Given task | Count the lines in the records below that contain the word "this", and reply with only that number.

Given data |
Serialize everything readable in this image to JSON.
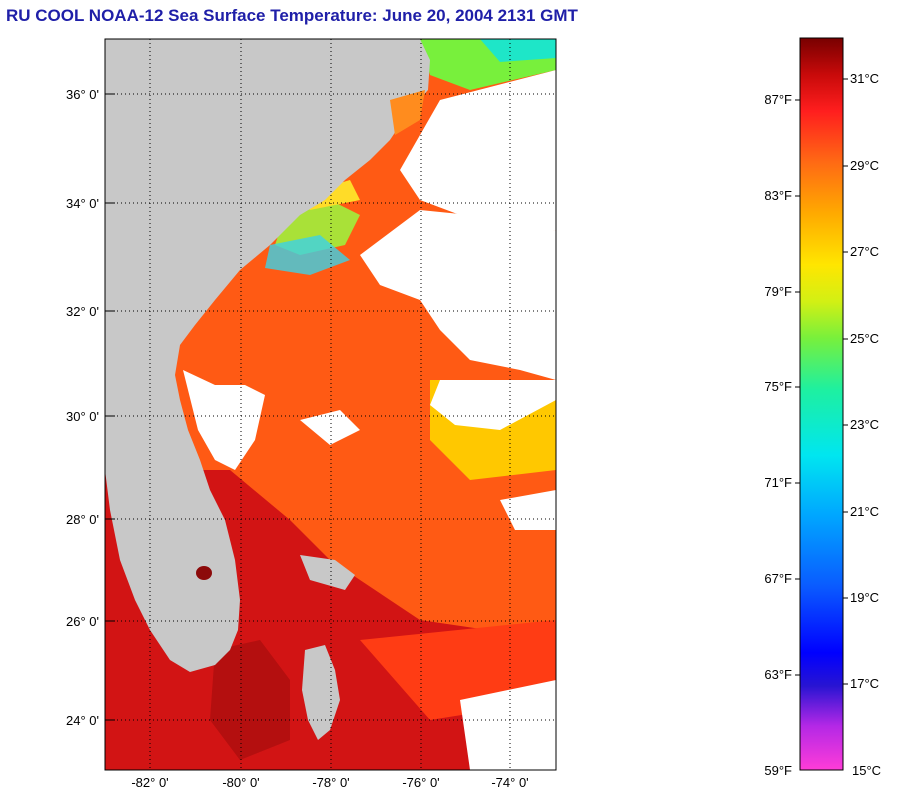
{
  "title": "RU COOL  NOAA-12  Sea Surface Temperature:  June 20, 2004 2131 GMT",
  "map": {
    "lat_labels": [
      "36° 0'",
      "34° 0'",
      "32° 0'",
      "30° 0'",
      "28° 0'",
      "26° 0'",
      "24° 0'"
    ],
    "lon_labels": [
      "-82° 0'",
      "-80° 0'",
      "-78° 0'",
      "-76° 0'",
      "-74° 0'"
    ]
  },
  "colorbar": {
    "fahrenheit_labels": [
      "87°F",
      "83°F",
      "79°F",
      "75°F",
      "71°F",
      "67°F",
      "63°F",
      "59°F"
    ],
    "celsius_labels": [
      "31°C",
      "29°C",
      "27°C",
      "25°C",
      "23°C",
      "21°C",
      "19°C",
      "17°C",
      "15°C"
    ]
  },
  "colors": {
    "title": "#1f1fa8",
    "land": "#c8c8c8",
    "cloud": "#ffffff",
    "warm": "#ff5a14",
    "hot": "#d21414"
  }
}
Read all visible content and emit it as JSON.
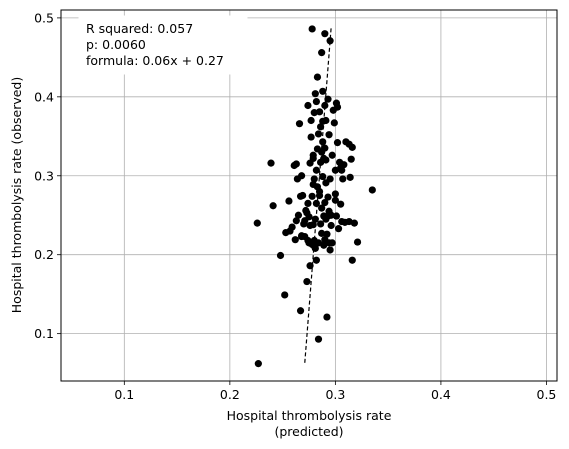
{
  "chart_data": {
    "type": "scatter",
    "xlabel_line1": "Hospital thrombolysis rate",
    "xlabel_line2": "(predicted)",
    "ylabel": "Hospital thrombolysis rate (observed)",
    "xlim": [
      0.04,
      0.51
    ],
    "ylim": [
      0.04,
      0.51
    ],
    "xticks": [
      0.1,
      0.2,
      0.3,
      0.4,
      0.5
    ],
    "yticks": [
      0.1,
      0.2,
      0.3,
      0.4,
      0.5
    ],
    "xtick_labels": [
      "0.1",
      "0.2",
      "0.3",
      "0.4",
      "0.5"
    ],
    "ytick_labels": [
      "0.1",
      "0.2",
      "0.3",
      "0.4",
      "0.5"
    ],
    "grid": true,
    "marker_color": "#000000",
    "line_color": "#000000",
    "annotation": {
      "r_squared": "R squared: 0.057",
      "p": "p: 0.0060",
      "formula": "formula: 0.06x + 0.27"
    },
    "fit_line": {
      "x": [
        0.271,
        0.296
      ],
      "y": [
        0.063,
        0.488
      ]
    },
    "points": [
      [
        0.227,
        0.062
      ],
      [
        0.226,
        0.24
      ],
      [
        0.239,
        0.316
      ],
      [
        0.241,
        0.262
      ],
      [
        0.248,
        0.199
      ],
      [
        0.252,
        0.149
      ],
      [
        0.253,
        0.228
      ],
      [
        0.256,
        0.268
      ],
      [
        0.257,
        0.23
      ],
      [
        0.259,
        0.235
      ],
      [
        0.261,
        0.313
      ],
      [
        0.262,
        0.219
      ],
      [
        0.263,
        0.315
      ],
      [
        0.263,
        0.243
      ],
      [
        0.264,
        0.296
      ],
      [
        0.265,
        0.25
      ],
      [
        0.266,
        0.366
      ],
      [
        0.267,
        0.274
      ],
      [
        0.267,
        0.129
      ],
      [
        0.268,
        0.224
      ],
      [
        0.268,
        0.223
      ],
      [
        0.268,
        0.3
      ],
      [
        0.269,
        0.275
      ],
      [
        0.27,
        0.239
      ],
      [
        0.271,
        0.223
      ],
      [
        0.271,
        0.243
      ],
      [
        0.272,
        0.256
      ],
      [
        0.273,
        0.253
      ],
      [
        0.273,
        0.166
      ],
      [
        0.274,
        0.265
      ],
      [
        0.274,
        0.218
      ],
      [
        0.274,
        0.389
      ],
      [
        0.275,
        0.248
      ],
      [
        0.275,
        0.215
      ],
      [
        0.276,
        0.316
      ],
      [
        0.276,
        0.186
      ],
      [
        0.276,
        0.237
      ],
      [
        0.277,
        0.349
      ],
      [
        0.277,
        0.37
      ],
      [
        0.278,
        0.486
      ],
      [
        0.278,
        0.213
      ],
      [
        0.278,
        0.274
      ],
      [
        0.279,
        0.289
      ],
      [
        0.279,
        0.322
      ],
      [
        0.279,
        0.238
      ],
      [
        0.279,
        0.326
      ],
      [
        0.28,
        0.38
      ],
      [
        0.28,
        0.218
      ],
      [
        0.28,
        0.296
      ],
      [
        0.28,
        0.211
      ],
      [
        0.281,
        0.404
      ],
      [
        0.281,
        0.208
      ],
      [
        0.281,
        0.245
      ],
      [
        0.282,
        0.265
      ],
      [
        0.282,
        0.307
      ],
      [
        0.282,
        0.394
      ],
      [
        0.282,
        0.193
      ],
      [
        0.283,
        0.425
      ],
      [
        0.283,
        0.334
      ],
      [
        0.283,
        0.286
      ],
      [
        0.284,
        0.093
      ],
      [
        0.284,
        0.353
      ],
      [
        0.284,
        0.215
      ],
      [
        0.285,
        0.381
      ],
      [
        0.285,
        0.275
      ],
      [
        0.285,
        0.28
      ],
      [
        0.286,
        0.317
      ],
      [
        0.286,
        0.239
      ],
      [
        0.286,
        0.362
      ],
      [
        0.287,
        0.456
      ],
      [
        0.287,
        0.33
      ],
      [
        0.287,
        0.259
      ],
      [
        0.287,
        0.227
      ],
      [
        0.288,
        0.407
      ],
      [
        0.288,
        0.343
      ],
      [
        0.288,
        0.299
      ],
      [
        0.288,
        0.369
      ],
      [
        0.289,
        0.322
      ],
      [
        0.289,
        0.249
      ],
      [
        0.289,
        0.212
      ],
      [
        0.29,
        0.48
      ],
      [
        0.29,
        0.389
      ],
      [
        0.29,
        0.335
      ],
      [
        0.29,
        0.266
      ],
      [
        0.29,
        0.219
      ],
      [
        0.291,
        0.37
      ],
      [
        0.291,
        0.32
      ],
      [
        0.291,
        0.291
      ],
      [
        0.291,
        0.245
      ],
      [
        0.292,
        0.121
      ],
      [
        0.292,
        0.226
      ],
      [
        0.293,
        0.397
      ],
      [
        0.293,
        0.273
      ],
      [
        0.293,
        0.249
      ],
      [
        0.294,
        0.352
      ],
      [
        0.294,
        0.255
      ],
      [
        0.294,
        0.215
      ],
      [
        0.295,
        0.296
      ],
      [
        0.295,
        0.206
      ],
      [
        0.295,
        0.471
      ],
      [
        0.296,
        0.25
      ],
      [
        0.296,
        0.237
      ],
      [
        0.297,
        0.326
      ],
      [
        0.297,
        0.215
      ],
      [
        0.298,
        0.383
      ],
      [
        0.299,
        0.367
      ],
      [
        0.3,
        0.307
      ],
      [
        0.3,
        0.277
      ],
      [
        0.3,
        0.269
      ],
      [
        0.301,
        0.249
      ],
      [
        0.301,
        0.392
      ],
      [
        0.302,
        0.342
      ],
      [
        0.302,
        0.387
      ],
      [
        0.303,
        0.233
      ],
      [
        0.304,
        0.317
      ],
      [
        0.305,
        0.264
      ],
      [
        0.305,
        0.31
      ],
      [
        0.306,
        0.242
      ],
      [
        0.306,
        0.307
      ],
      [
        0.307,
        0.296
      ],
      [
        0.308,
        0.314
      ],
      [
        0.309,
        0.241
      ],
      [
        0.31,
        0.343
      ],
      [
        0.313,
        0.34
      ],
      [
        0.313,
        0.242
      ],
      [
        0.314,
        0.298
      ],
      [
        0.315,
        0.321
      ],
      [
        0.316,
        0.193
      ],
      [
        0.316,
        0.336
      ],
      [
        0.318,
        0.24
      ],
      [
        0.321,
        0.216
      ],
      [
        0.335,
        0.282
      ]
    ]
  }
}
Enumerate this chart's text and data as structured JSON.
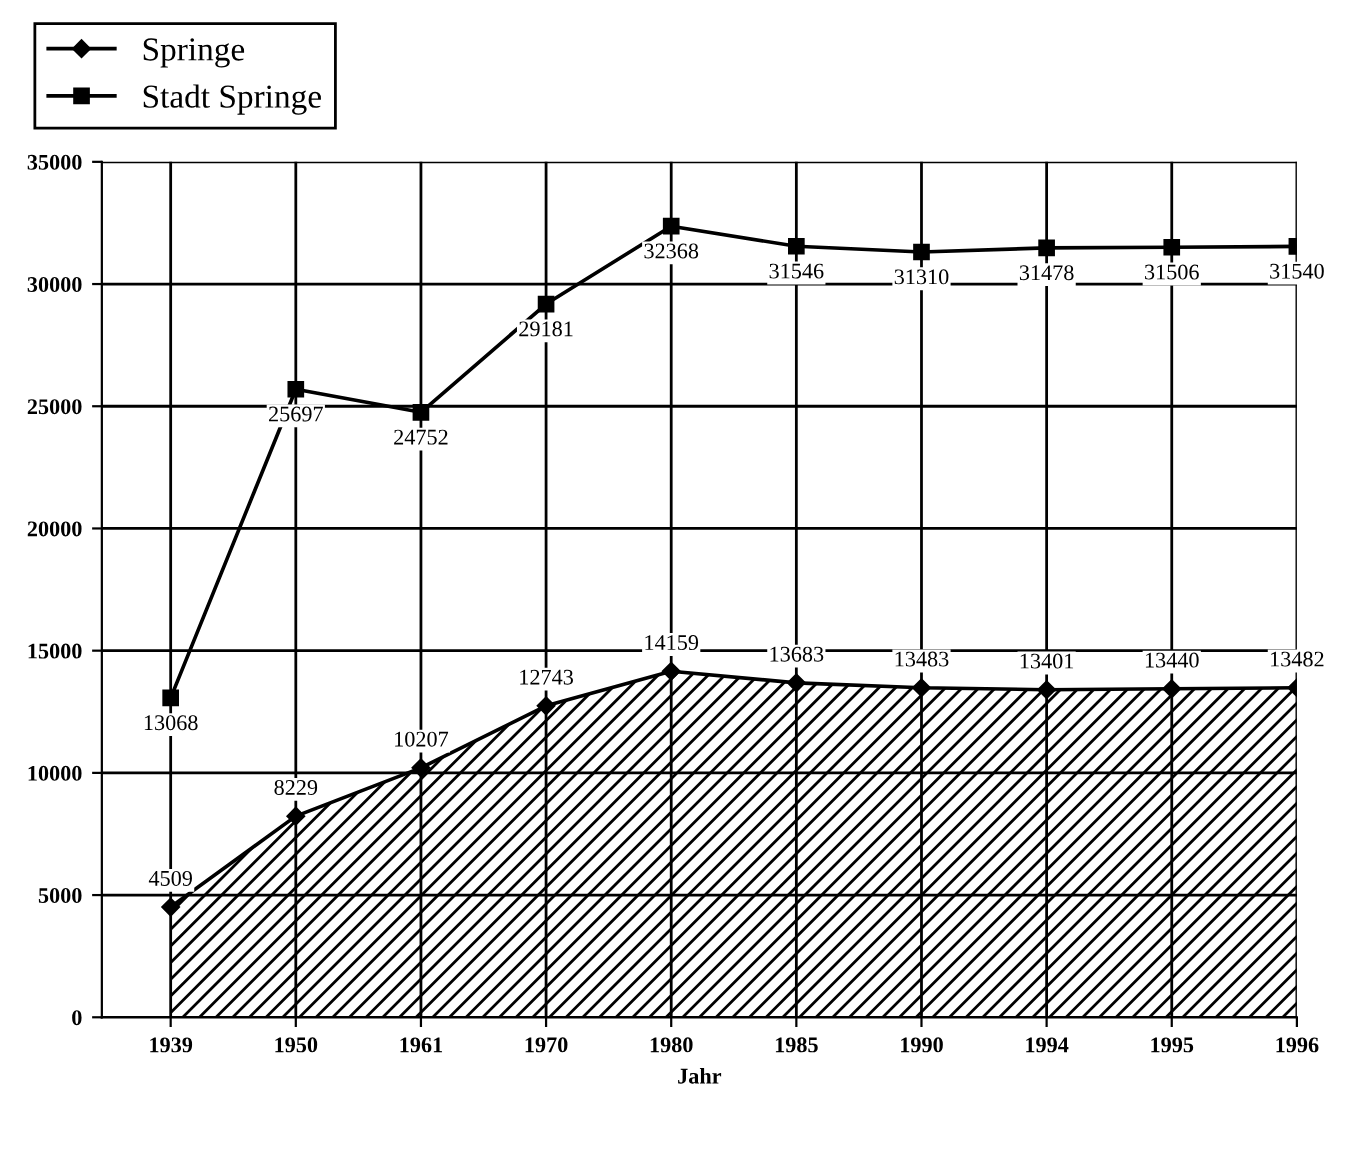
{
  "chart_data": {
    "type": "line",
    "xlabel": "Jahr",
    "categories": [
      "1939",
      "1950",
      "1961",
      "1970",
      "1980",
      "1985",
      "1990",
      "1994",
      "1995",
      "1996"
    ],
    "series": [
      {
        "name": "Springe",
        "type": "area",
        "color": "#000000",
        "marker": "diamond",
        "values": [
          4509,
          8229,
          10207,
          12743,
          14159,
          13683,
          13483,
          13401,
          13440,
          13482
        ]
      },
      {
        "name": "Stadt Springe",
        "color": "#000000",
        "marker": "square",
        "values": [
          13068,
          25697,
          24752,
          29181,
          32368,
          31546,
          31310,
          31478,
          31506,
          31540
        ]
      }
    ],
    "ylim": [
      0,
      35000
    ],
    "yticks": [
      0,
      5000,
      10000,
      15000,
      20000,
      25000,
      30000,
      35000
    ],
    "grid": true,
    "legend": "top left",
    "data_labels": true
  }
}
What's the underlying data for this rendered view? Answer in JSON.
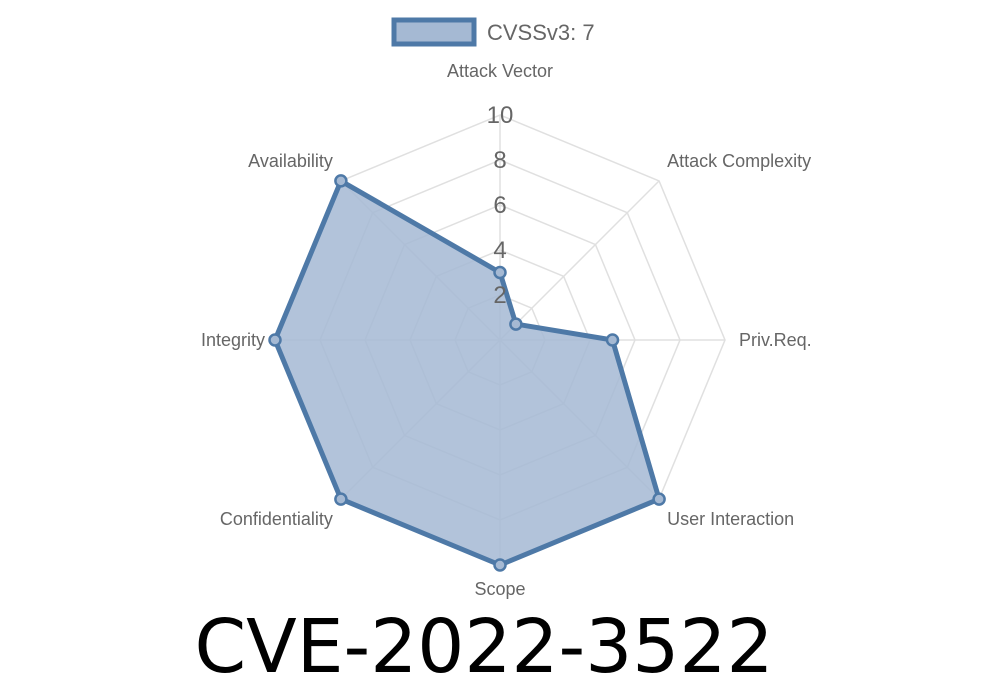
{
  "chart_data": {
    "type": "radar",
    "legend": {
      "label": "CVSSv3: 7",
      "position": "top"
    },
    "axes": [
      "Attack Vector",
      "Attack Complexity",
      "Priv.Req.",
      "User Interaction",
      "Scope",
      "Confidentiality",
      "Integrity",
      "Availability"
    ],
    "series": [
      {
        "name": "CVSSv3: 7",
        "values": [
          3,
          1,
          5,
          10,
          10,
          10,
          10,
          10
        ]
      }
    ],
    "rlim": [
      0,
      10
    ],
    "ticks": [
      "2",
      "4",
      "6",
      "8",
      "10"
    ],
    "tick_values": [
      2,
      4,
      6,
      8,
      10
    ],
    "grid": true,
    "colors": {
      "line": "#4e79a7",
      "fill": "#a5b9d3",
      "grid": "#e0e0e0"
    }
  },
  "title": "CVE-2022-3522"
}
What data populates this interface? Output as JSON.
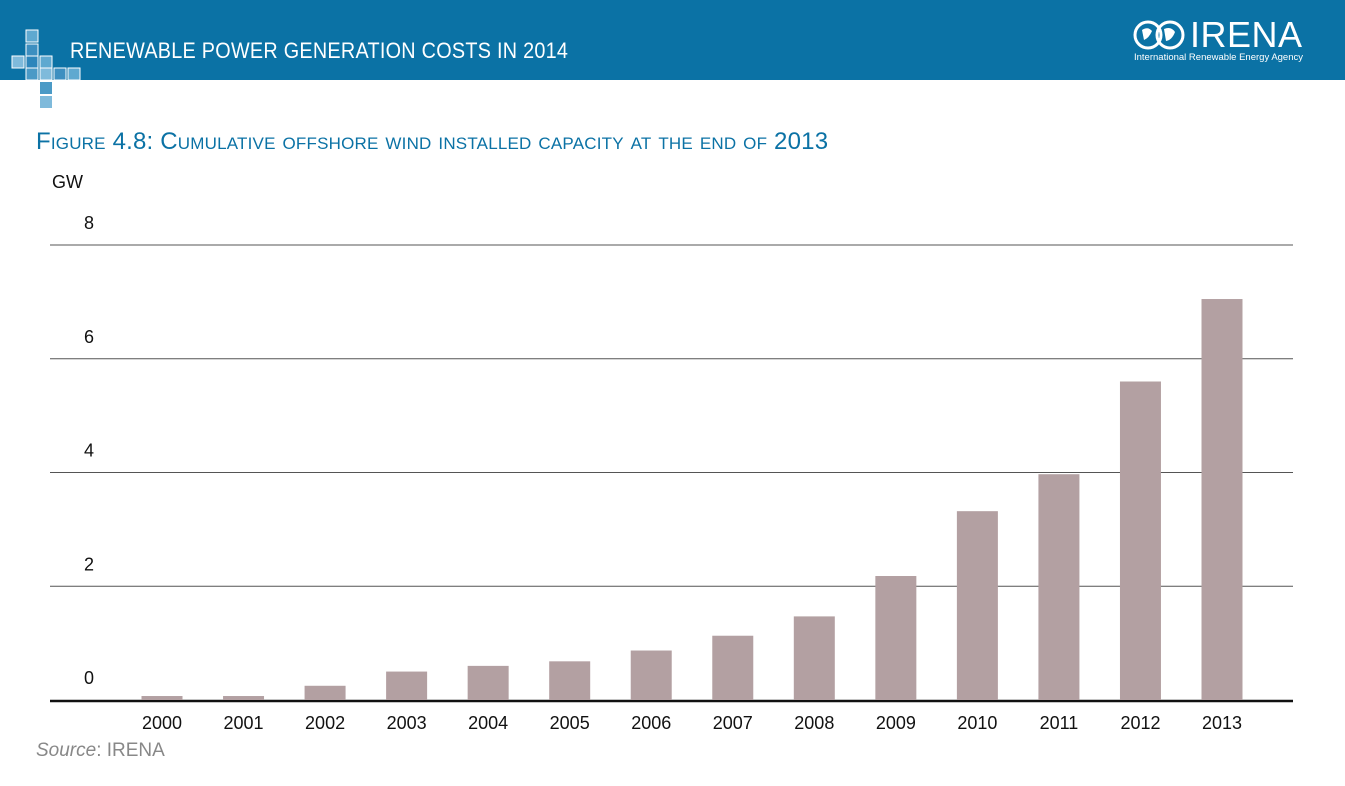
{
  "header": {
    "title": "RENEWABLE POWER GENERATION COSTS IN 2014",
    "logo_text": "IRENA",
    "logo_subtitle": "International Renewable Energy Agency",
    "color": "#0b72a5"
  },
  "figure": {
    "title": "Figure 4.8: Cumulative offshore wind installed capacity at the end of 2013"
  },
  "source": {
    "label": "Source",
    "text": ": IRENA"
  },
  "chart_data": {
    "type": "bar",
    "title": "Figure 4.8: Cumulative offshore wind installed capacity at the end of 2013",
    "ylabel": "GW",
    "xlabel": "",
    "categories": [
      "2000",
      "2001",
      "2002",
      "2003",
      "2004",
      "2005",
      "2006",
      "2007",
      "2008",
      "2009",
      "2010",
      "2011",
      "2012",
      "2013"
    ],
    "values": [
      0.07,
      0.07,
      0.25,
      0.5,
      0.6,
      0.68,
      0.87,
      1.13,
      1.47,
      2.18,
      3.32,
      3.97,
      5.6,
      7.05
    ],
    "ylim": [
      0,
      8
    ],
    "yticks": [
      "0",
      "2",
      "4",
      "6",
      "8"
    ],
    "grid": true,
    "legend": "none",
    "bar_color": "#b3a0a2"
  }
}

Answer to the task | 4